[Given request]
Every record must appear in your copy exactly as written, with no pictures.

** Start of Data to use **

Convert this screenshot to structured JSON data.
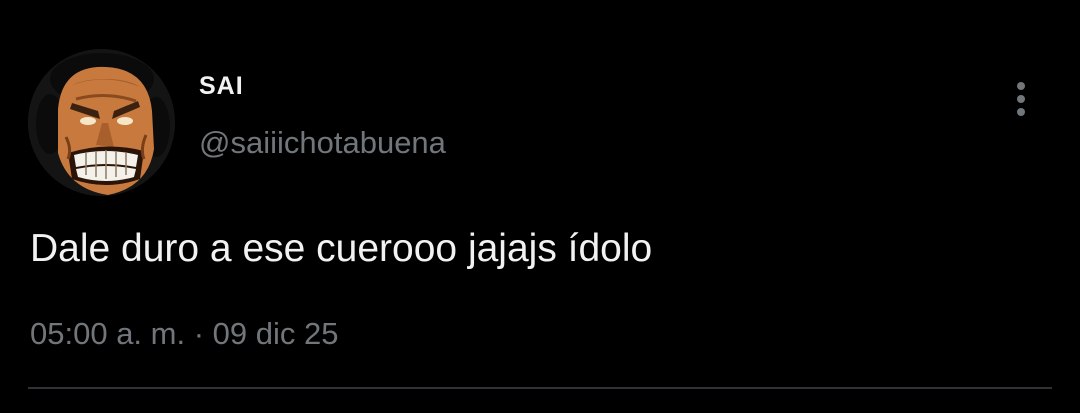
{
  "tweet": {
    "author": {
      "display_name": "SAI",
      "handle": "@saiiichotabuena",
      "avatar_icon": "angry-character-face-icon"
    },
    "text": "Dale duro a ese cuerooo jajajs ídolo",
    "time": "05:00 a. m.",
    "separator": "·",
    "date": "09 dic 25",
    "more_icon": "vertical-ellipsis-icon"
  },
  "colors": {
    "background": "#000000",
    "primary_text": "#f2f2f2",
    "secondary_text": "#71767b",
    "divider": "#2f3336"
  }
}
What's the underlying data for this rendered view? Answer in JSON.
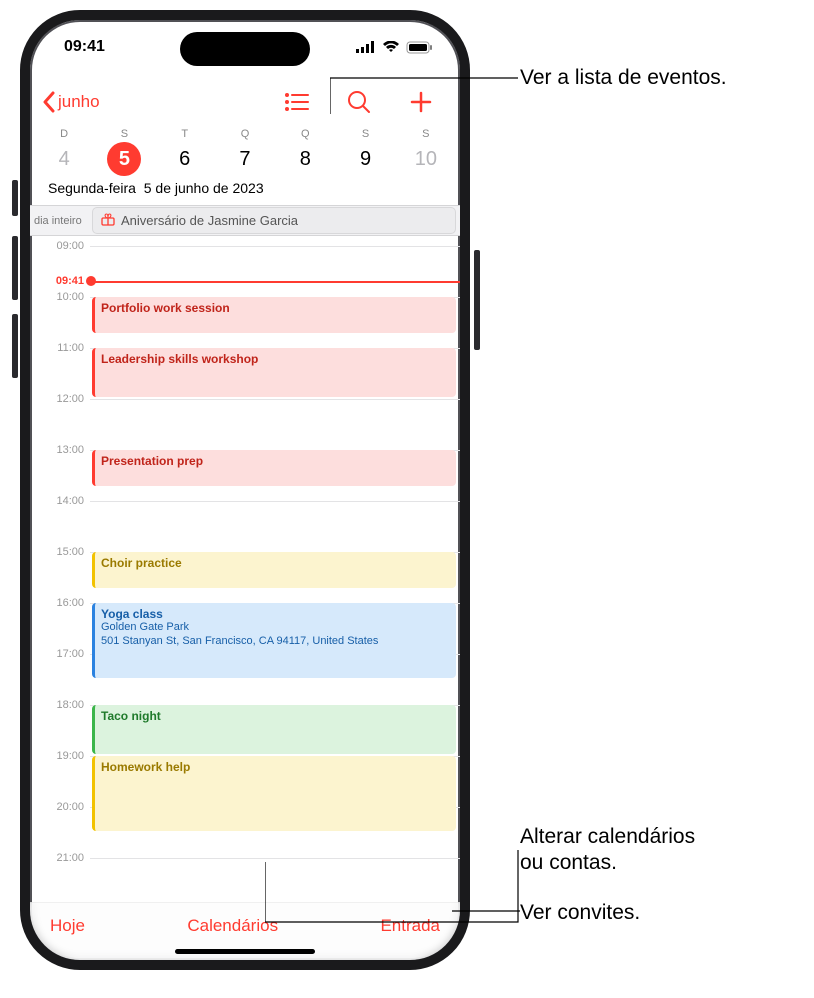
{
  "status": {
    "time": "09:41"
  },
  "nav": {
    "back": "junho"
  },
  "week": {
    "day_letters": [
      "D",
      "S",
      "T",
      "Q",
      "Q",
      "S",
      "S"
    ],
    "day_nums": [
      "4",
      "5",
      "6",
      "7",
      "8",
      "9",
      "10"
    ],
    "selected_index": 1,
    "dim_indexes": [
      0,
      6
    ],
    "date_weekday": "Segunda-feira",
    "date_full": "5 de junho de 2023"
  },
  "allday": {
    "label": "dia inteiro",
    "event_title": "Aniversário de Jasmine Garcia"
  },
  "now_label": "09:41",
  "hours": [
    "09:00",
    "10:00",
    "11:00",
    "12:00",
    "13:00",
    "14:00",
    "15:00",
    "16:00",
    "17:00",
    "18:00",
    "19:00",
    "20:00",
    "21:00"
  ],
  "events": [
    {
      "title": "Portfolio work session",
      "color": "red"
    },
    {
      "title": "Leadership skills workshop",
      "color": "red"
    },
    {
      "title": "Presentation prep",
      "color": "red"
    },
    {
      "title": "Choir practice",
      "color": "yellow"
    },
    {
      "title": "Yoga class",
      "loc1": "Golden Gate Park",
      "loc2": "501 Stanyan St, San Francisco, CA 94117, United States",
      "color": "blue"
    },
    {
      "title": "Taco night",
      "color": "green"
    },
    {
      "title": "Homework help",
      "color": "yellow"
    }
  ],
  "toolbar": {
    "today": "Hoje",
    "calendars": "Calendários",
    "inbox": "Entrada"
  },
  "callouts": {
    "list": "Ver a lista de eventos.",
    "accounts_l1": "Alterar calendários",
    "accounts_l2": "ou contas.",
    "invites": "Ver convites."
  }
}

** End of Data to use **

[Response below]
Convert this screenshot to structured JSON data.
{
  "tweet": {
    "author": {
      "display_name": "SAI",
      "handle": "@saiiichotabuena",
      "avatar_icon": "angry-character-face-icon"
    },
    "text": "Dale duro a ese cuerooo jajajs ídolo",
    "time": "05:00 a. m.",
    "separator": "·",
    "date": "09 dic 25",
    "more_icon": "vertical-ellipsis-icon"
  },
  "colors": {
    "background": "#000000",
    "primary_text": "#f2f2f2",
    "secondary_text": "#71767b",
    "divider": "#2f3336"
  }
}
What's the underlying data for this rendered view? Answer in JSON.
{
  "status": {
    "time": "09:41"
  },
  "nav": {
    "back": "junho"
  },
  "week": {
    "day_letters": [
      "D",
      "S",
      "T",
      "Q",
      "Q",
      "S",
      "S"
    ],
    "day_nums": [
      "4",
      "5",
      "6",
      "7",
      "8",
      "9",
      "10"
    ],
    "selected_index": 1,
    "dim_indexes": [
      0,
      6
    ],
    "date_weekday": "Segunda-feira",
    "date_full": "5 de junho de 2023"
  },
  "allday": {
    "label": "dia inteiro",
    "event_title": "Aniversário de Jasmine Garcia"
  },
  "now_label": "09:41",
  "hours": [
    "09:00",
    "10:00",
    "11:00",
    "12:00",
    "13:00",
    "14:00",
    "15:00",
    "16:00",
    "17:00",
    "18:00",
    "19:00",
    "20:00",
    "21:00"
  ],
  "events": [
    {
      "title": "Portfolio work session",
      "color": "red"
    },
    {
      "title": "Leadership skills workshop",
      "color": "red"
    },
    {
      "title": "Presentation prep",
      "color": "red"
    },
    {
      "title": "Choir practice",
      "color": "yellow"
    },
    {
      "title": "Yoga class",
      "loc1": "Golden Gate Park",
      "loc2": "501 Stanyan St, San Francisco, CA 94117, United States",
      "color": "blue"
    },
    {
      "title": "Taco night",
      "color": "green"
    },
    {
      "title": "Homework help",
      "color": "yellow"
    }
  ],
  "toolbar": {
    "today": "Hoje",
    "calendars": "Calendários",
    "inbox": "Entrada"
  },
  "callouts": {
    "list": "Ver a lista de eventos.",
    "accounts_l1": "Alterar calendários",
    "accounts_l2": "ou contas.",
    "invites": "Ver convites."
  }
}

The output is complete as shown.